[Collection entries]
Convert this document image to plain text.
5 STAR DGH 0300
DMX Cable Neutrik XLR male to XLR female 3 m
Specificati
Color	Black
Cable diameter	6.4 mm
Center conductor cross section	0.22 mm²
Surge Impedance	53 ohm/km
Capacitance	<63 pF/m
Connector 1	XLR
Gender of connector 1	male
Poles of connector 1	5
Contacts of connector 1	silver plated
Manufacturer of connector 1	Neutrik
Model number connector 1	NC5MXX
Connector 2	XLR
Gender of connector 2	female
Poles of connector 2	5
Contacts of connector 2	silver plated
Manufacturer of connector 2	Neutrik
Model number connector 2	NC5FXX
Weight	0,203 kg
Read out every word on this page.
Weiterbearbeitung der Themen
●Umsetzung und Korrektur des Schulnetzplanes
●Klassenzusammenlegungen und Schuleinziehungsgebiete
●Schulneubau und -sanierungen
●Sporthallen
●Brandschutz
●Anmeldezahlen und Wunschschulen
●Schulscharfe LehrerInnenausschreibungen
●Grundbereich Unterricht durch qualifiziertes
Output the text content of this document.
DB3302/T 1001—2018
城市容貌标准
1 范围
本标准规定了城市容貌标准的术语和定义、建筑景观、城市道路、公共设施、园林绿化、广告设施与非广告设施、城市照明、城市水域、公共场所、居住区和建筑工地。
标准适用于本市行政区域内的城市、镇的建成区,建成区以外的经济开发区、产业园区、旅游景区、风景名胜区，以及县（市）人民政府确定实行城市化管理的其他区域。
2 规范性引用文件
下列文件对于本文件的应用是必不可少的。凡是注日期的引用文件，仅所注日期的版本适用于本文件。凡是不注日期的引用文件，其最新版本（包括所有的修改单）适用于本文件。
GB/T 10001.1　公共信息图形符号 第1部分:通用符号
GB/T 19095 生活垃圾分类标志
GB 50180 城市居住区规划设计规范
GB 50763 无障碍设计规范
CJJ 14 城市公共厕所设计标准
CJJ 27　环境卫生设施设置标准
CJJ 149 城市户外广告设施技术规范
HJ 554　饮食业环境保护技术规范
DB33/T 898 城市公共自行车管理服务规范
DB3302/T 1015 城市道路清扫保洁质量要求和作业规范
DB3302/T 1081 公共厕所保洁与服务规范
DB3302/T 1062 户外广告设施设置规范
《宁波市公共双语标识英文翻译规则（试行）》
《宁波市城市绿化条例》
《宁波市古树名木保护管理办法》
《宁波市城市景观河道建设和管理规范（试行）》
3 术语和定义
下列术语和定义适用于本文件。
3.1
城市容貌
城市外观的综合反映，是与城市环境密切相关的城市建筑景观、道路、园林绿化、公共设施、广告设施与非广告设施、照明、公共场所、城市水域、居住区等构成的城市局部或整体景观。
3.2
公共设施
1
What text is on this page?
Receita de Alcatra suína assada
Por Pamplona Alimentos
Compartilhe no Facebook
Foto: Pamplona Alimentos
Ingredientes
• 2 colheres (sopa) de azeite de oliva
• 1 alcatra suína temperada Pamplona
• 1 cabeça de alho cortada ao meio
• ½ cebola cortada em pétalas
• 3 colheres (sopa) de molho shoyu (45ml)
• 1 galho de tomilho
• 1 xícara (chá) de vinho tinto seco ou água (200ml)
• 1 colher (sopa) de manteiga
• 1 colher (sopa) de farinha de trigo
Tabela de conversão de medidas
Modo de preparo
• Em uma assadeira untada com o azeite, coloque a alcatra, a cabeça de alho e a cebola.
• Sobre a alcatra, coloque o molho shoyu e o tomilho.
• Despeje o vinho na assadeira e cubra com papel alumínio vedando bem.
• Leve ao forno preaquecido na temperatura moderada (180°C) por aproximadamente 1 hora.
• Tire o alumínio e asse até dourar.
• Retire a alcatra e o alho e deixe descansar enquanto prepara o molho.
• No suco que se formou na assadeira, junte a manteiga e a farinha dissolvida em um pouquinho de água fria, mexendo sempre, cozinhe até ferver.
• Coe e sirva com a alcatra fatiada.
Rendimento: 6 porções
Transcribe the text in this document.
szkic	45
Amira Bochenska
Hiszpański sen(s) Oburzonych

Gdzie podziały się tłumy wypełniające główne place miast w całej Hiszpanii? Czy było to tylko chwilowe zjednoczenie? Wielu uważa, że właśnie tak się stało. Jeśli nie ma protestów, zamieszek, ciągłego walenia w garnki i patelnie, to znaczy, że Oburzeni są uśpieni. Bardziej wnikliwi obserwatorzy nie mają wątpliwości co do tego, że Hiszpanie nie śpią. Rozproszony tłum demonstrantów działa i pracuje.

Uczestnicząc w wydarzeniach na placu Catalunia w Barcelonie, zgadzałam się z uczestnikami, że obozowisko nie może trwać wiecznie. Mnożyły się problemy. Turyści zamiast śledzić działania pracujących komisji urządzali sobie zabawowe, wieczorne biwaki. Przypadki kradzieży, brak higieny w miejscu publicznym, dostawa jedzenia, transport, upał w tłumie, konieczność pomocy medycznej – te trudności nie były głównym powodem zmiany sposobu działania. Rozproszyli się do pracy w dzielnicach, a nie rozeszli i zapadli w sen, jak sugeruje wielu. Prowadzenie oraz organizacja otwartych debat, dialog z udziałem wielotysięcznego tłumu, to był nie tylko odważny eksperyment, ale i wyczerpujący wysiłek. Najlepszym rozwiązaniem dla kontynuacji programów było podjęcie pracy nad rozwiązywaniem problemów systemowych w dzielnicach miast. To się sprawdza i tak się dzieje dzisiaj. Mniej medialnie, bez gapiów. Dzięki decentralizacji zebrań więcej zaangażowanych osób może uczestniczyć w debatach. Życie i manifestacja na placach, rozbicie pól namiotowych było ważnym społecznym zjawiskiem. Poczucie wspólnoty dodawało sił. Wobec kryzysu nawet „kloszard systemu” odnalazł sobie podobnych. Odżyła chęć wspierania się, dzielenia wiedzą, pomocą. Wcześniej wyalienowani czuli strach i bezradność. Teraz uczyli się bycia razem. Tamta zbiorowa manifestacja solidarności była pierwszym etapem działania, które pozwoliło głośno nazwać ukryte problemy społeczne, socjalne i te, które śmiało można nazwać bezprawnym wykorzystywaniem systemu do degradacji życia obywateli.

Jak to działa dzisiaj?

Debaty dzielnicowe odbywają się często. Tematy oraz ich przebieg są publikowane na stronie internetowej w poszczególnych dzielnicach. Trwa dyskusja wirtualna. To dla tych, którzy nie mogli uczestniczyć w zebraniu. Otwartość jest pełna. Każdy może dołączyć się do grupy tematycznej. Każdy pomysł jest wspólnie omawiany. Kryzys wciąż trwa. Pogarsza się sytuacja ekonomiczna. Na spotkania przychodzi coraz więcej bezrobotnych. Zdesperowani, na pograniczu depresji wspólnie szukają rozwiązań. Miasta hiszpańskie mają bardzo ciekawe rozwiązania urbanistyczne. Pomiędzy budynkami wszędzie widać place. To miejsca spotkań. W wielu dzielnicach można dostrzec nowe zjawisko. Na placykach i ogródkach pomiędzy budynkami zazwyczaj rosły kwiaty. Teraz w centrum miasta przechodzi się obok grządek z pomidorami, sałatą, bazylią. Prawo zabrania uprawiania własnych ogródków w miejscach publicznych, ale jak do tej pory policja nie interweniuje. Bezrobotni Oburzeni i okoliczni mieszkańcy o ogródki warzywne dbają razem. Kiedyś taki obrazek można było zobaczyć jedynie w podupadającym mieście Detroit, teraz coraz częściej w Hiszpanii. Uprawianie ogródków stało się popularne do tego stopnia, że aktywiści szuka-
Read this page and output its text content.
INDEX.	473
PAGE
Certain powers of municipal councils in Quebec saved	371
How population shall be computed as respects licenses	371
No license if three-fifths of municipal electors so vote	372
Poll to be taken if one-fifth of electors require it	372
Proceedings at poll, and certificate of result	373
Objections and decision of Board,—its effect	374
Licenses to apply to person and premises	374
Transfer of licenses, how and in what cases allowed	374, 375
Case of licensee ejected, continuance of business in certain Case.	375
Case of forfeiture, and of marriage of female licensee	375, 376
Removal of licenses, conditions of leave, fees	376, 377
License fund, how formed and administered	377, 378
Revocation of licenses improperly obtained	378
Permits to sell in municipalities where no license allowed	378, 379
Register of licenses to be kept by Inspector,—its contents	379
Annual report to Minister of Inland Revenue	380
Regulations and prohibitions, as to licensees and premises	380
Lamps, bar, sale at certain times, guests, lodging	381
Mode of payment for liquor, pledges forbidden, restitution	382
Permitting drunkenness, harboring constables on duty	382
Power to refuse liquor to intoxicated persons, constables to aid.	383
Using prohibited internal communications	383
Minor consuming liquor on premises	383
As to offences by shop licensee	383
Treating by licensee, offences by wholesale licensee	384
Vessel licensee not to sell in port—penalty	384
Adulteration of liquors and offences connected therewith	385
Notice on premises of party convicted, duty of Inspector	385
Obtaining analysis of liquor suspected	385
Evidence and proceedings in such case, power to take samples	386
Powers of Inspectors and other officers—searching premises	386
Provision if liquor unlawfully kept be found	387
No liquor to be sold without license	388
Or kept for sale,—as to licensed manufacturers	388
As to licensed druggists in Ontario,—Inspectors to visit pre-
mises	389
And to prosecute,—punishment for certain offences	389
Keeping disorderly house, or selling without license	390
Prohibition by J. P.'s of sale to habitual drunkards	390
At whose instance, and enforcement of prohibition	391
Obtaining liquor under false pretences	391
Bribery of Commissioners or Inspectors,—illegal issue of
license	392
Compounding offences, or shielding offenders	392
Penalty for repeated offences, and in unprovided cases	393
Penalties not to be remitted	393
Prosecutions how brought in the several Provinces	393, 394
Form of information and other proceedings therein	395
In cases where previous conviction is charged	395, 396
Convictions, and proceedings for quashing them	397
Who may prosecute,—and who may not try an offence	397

| Set exercise |
In the entries above, find each line with the word "Inspectors" and show it.

| Finished exercise |
Powers of Inspectors and other officers—searching premises	386
As to licensed druggists in Ontario,—Inspectors to visit pre-
Bribery of Commissioners or Inspectors,—illegal issue of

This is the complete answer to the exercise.